Data records:
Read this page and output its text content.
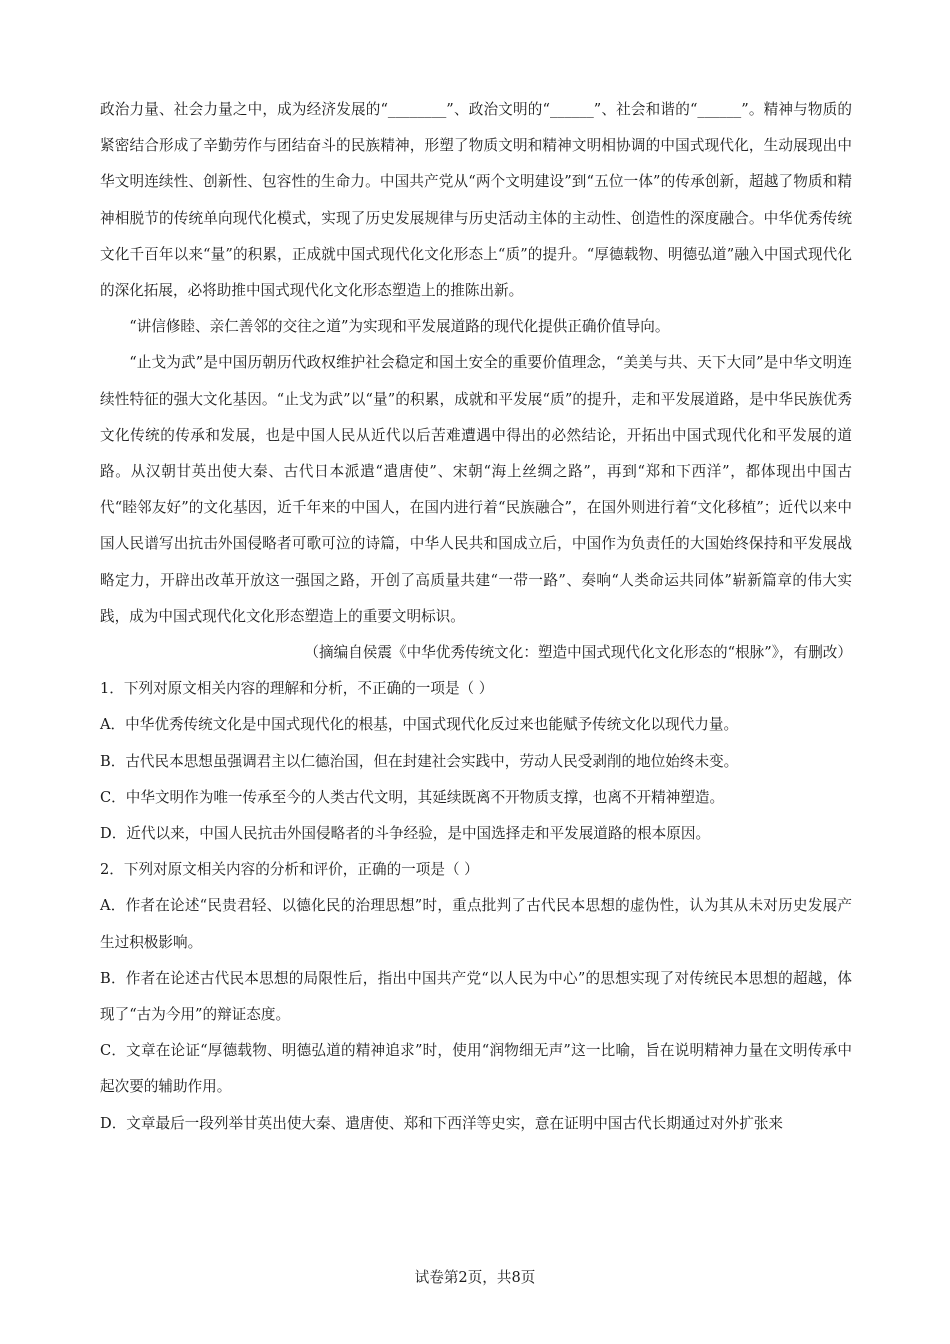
政治力量、社会力量之中，成为经济发展的“________”、政治文明的“______”、社会和谐的“______”。精神与物质的紧密结合形成了辛勤劳作与团结奋斗的民族精神，形塑了物质文明和精神文明相协调的中国式现代化，生动展现出中华文明连续性、创新性、包容性的生命力。中国共产党从“两个文明建设”到“五位一体”的传承创新，超越了物质和精神相脱节的传统单向现代化模式，实现了历史发展规律与历史活动主体的主动性、创造性的深度融合。中华优秀传统文化千百年以来“量”的积累，正成就中国式现代化文化形态上“质”的提升。“厚德载物、明德弘道”融入中国式现代化的深化拓展，必将助推中国式现代化文化形态塑造上的推陈出新。

“讲信修睦、亲仁善邻的交往之道”为实现和平发展道路的现代化提供正确价值导向。

“止戈为武”是中国历朝历代政权维护社会稳定和国土安全的重要价值理念，“美美与共、天下大同”是中华文明连续性特征的强大文化基因。“止戈为武”以“量”的积累，成就和平发展“质”的提升，走和平发展道路，是中华民族优秀文化传统的传承和发展，也是中国人民从近代以后苦难遭遇中得出的必然结论，开拓出中国式现代化和平发展的道路。从汉朝甘英出使大秦、古代日本派遣“遣唐使”、宋朝“海上丝绸之路”，再到“郑和下西洋”，都体现出中国古代“睦邻友好”的文化基因，近千年来的中国人，在国内进行着“民族融合”，在国外则进行着“文化移植”；近代以来中国人民谱写出抗击外国侵略者可歌可泣的诗篇，中华人民共和国成立后，中国作为负责任的大国始终保持和平发展战略定力，开辟出改革开放这一强国之路，开创了高质量共建“一带一路”、奏响“人类命运共同体”崭新篇章的伟大实践，成为中国式现代化文化形态塑造上的重要文明标识。

（摘编自侯震《中华优秀传统文化：塑造中国式现代化文化形态的“根脉”》，有删改）

1．下列对原文相关内容的理解和分析，不正确的一项是（ ）

A．中华优秀传统文化是中国式现代化的根基，中国式现代化反过来也能赋予传统文化以现代力量。

B．古代民本思想虽强调君主以仁德治国，但在封建社会实践中，劳动人民受剥削的地位始终未变。

C．中华文明作为唯一传承至今的人类古代文明，其延续既离不开物质支撑，也离不开精神塑造。

D．近代以来，中国人民抗击外国侵略者的斗争经验，是中国选择走和平发展道路的根本原因。

2．下列对原文相关内容的分析和评价，正确的一项是（ ）

A．作者在论述“民贵君轻、以德化民的治理思想”时，重点批判了古代民本思想的虚伪性，认为其从未对历史发展产生过积极影响。

B．作者在论述古代民本思想的局限性后，指出中国共产党“以人民为中心”的思想实现了对传统民本思想的超越，体现了“古为今用”的辩证态度。

C．文章在论证“厚德载物、明德弘道的精神追求”时，使用“润物细无声”这一比喻，旨在说明精神力量在文明传承中起次要的辅助作用。

D．文章最后一段列举甘英出使大秦、遣唐使、郑和下西洋等史实，意在证明中国古代长期通过对外扩张来

试卷第2页，共8页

→ **Problem to work on**: Repeat the data above exactly, but not the pictures.

→ **Full output**:
Read this page and output its text content.
政治力量、社会力量之中，成为经济发展的“________”、政治文明的“______”、社会和谐的“______”。精神与物质的紧密结合形成了辛勤劳作与团结奋斗的民族精神，形塑了物质文明和精神文明相协调的中国式现代化，生动展现出中华文明连续性、创新性、包容性的生命力。中国共产党从“两个文明建设”到“五位一体”的传承创新，超越了物质和精神相脱节的传统单向现代化模式，实现了历史发展规律与历史活动主体的主动性、创造性的深度融合。中华优秀传统文化千百年以来“量”的积累，正成就中国式现代化文化形态上“质”的提升。“厚德载物、明德弘道”融入中国式现代化的深化拓展，必将助推中国式现代化文化形态塑造上的推陈出新。

“讲信修睦、亲仁善邻的交往之道”为实现和平发展道路的现代化提供正确价值导向。

“止戈为武”是中国历朝历代政权维护社会稳定和国土安全的重要价值理念，“美美与共、天下大同”是中华文明连续性特征的强大文化基因。“止戈为武”以“量”的积累，成就和平发展“质”的提升，走和平发展道路，是中华民族优秀文化传统的传承和发展，也是中国人民从近代以后苦难遭遇中得出的必然结论，开拓出中国式现代化和平发展的道路。从汉朝甘英出使大秦、古代日本派遣“遣唐使”、宋朝“海上丝绸之路”，再到“郑和下西洋”，都体现出中国古代“睦邻友好”的文化基因，近千年来的中国人，在国内进行着“民族融合”，在国外则进行着“文化移植”；近代以来中国人民谱写出抗击外国侵略者可歌可泣的诗篇，中华人民共和国成立后，中国作为负责任的大国始终保持和平发展战略定力，开辟出改革开放这一强国之路，开创了高质量共建“一带一路”、奏响“人类命运共同体”崭新篇章的伟大实践，成为中国式现代化文化形态塑造上的重要文明标识。

（摘编自侯震《中华优秀传统文化：塑造中国式现代化文化形态的“根脉”》，有删改）

1．下列对原文相关内容的理解和分析，不正确的一项是（ ）

A．中华优秀传统文化是中国式现代化的根基，中国式现代化反过来也能赋予传统文化以现代力量。

B．古代民本思想虽强调君主以仁德治国，但在封建社会实践中，劳动人民受剥削的地位始终未变。

C．中华文明作为唯一传承至今的人类古代文明，其延续既离不开物质支撑，也离不开精神塑造。

D．近代以来，中国人民抗击外国侵略者的斗争经验，是中国选择走和平发展道路的根本原因。

2．下列对原文相关内容的分析和评价，正确的一项是（ ）

A．作者在论述“民贵君轻、以德化民的治理思想”时，重点批判了古代民本思想的虚伪性，认为其从未对历史发展产生过积极影响。

B．作者在论述古代民本思想的局限性后，指出中国共产党“以人民为中心”的思想实现了对传统民本思想的超越，体现了“古为今用”的辩证态度。

C．文章在论证“厚德载物、明德弘道的精神追求”时，使用“润物细无声”这一比喻，旨在说明精神力量在文明传承中起次要的辅助作用。

D．文章最后一段列举甘英出使大秦、遣唐使、郑和下西洋等史实，意在证明中国古代长期通过对外扩张来

试卷第2页，共8页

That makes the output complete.